**SET PROBLEM**
Summarize the report on pipekit-experiment below in two sentences.

[Start PASSAGE TO READ]

Report 12 — `pipekit-experiment`: experiment tracking and model registry

Report 12 — `pipekit-experiment`: experiment tracking and model registry¶


Status	Scoping proposal — committed
Reading time	~18 min
Decisions locked in	Thin adapter layer over external orchestration tools (MLflow, DVC, Hydra, W&B), not a from-scratch experiment tracker. Model registry is content-addressed and pipekit-aware. Monorepo development.
Audience	Anyone reviewing the bridge between pipekit pipelines and orchestration/serving tiers
Companion reports	Report 10 (`pipekit-cycle`), Report 11 (`pipekit-train`), Report 13 (`statecatalog`)

Part 1 — Where `pipekit-experiment` sits in the stack¶

The user’s six-tier model explicitly puts orchestration (Metaflow, MLflow, DVC, Hydra) and serving (FastAPI, LitServe) outside the owned stack. Pipekit-experiment is the boundary between owned pipeline infrastructure and external orchestration tools — the thin adapter layer that lets pipekit pipelines play nice with whatever tracker / scheduler the user has chosen, without leaking those tools’ idioms into the pipeline code.

   Serving (external)         FastAPI │ LitServe │ Fused
                                  ▲
                                  │
   Orchestration (external)   MLflow │ DVC │ Hydra │ W&B │ Metaflow
                                  ▲
                                  │
                          ┌── pipekit-experiment ── (this report)
                          │   adapters/        ←─ thin glue per tool
                          │   registry         ←─ content-addressed models
                          │   artifacts        ←─ versioned training/inference records
                          ▼
   Infrastructure         pipekit-cycle  pipekit-train
                                  ▲
                                  │
   Framework                  pipekit ◄── pipekit-array

Three principles:

Pipekit owns pipelines and artifacts; external tools own scheduling, UI, and storage. Pipekit-experiment is the adapter, not a replacement. If you have MLflow already, pipekit-experiment talks to it; you don’t rebuild experiment tracking.
The model registry is content-addressed. A trained model is identified by hash(training_config, dataset_content, weights). Loading by hash is the canonical path. Names ("methane_emulator_v3") are convenience tags over hashes.
The same training run can flow to multiple trackers. Same pipekit-train.TrainingLoop logs to MLflow + W&B + DVC simultaneously via stacked adapters. No tool lock-in.

Part 2 — What’s in `pipekit-experiment`¶

Four conceptual pieces, ~500 LOC total.

2.1 Source layout¶

pipekit-experiment/
  __init__.py             # public re-exports
  _src/
    protocols.py          # ExperimentTracker, ModelRegistry Protocols
    run.py                # Run, RunMetrics, RunArtifacts
    registry.py           # base ModelRegistry, S3ModelRegistry, LocalModelRegistry
    artifacts.py          # TrainingArtifact, InferenceArtifact (parallel to pipekit.repro.Artifact)
    adapters/
      __init__.py
      mlflow.py           # MLflowTracker, MLflowModelRegistry
      dvc.py              # DVCDatasetVersioning
      hydra.py            # HydraConfigLoader
      wandb.py            # WandbTracker
      metaflow.py         # MetaflowStepAdapter

2.2 The two protocols (`protocols.py`)¶

The seam between pipekit and external tools.

[End PASSAGE TO READ]
[Start PROVIDED DATA]

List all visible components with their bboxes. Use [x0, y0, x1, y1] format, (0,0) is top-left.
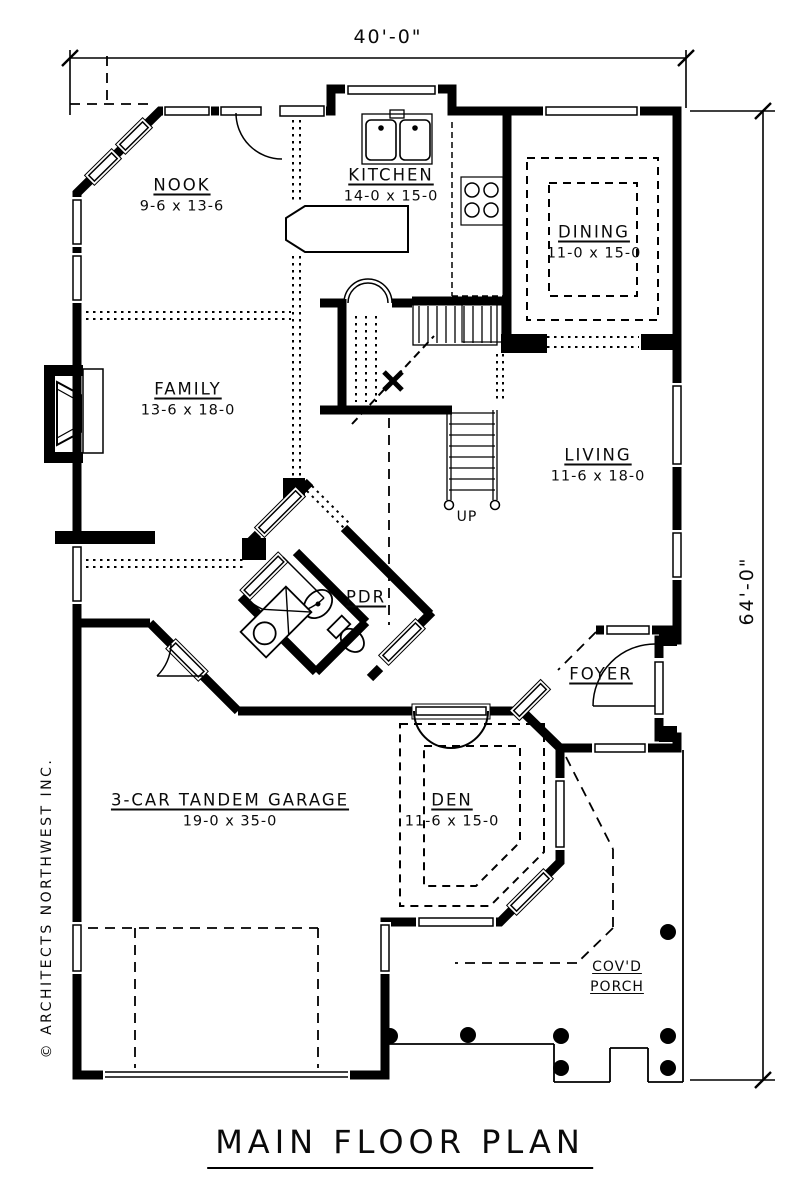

[End PROVIDED DATA]

**WORKED SOLUTION**
The report scopes pipekit-experiment as a thin adapter layer between owned pipekit pipeline infrastructure and external orchestration tools such as MLflow, DVC, Hydra, and W&B, rather than as a from-scratch experiment tracker. It states three principles: pipekit owns pipelines and artifacts while external tools own scheduling, UI, and storage; the model registry identifies a trained model by a hash of its training config, dataset content, and weights; and one training run can log to several trackers at once through stacked adapters.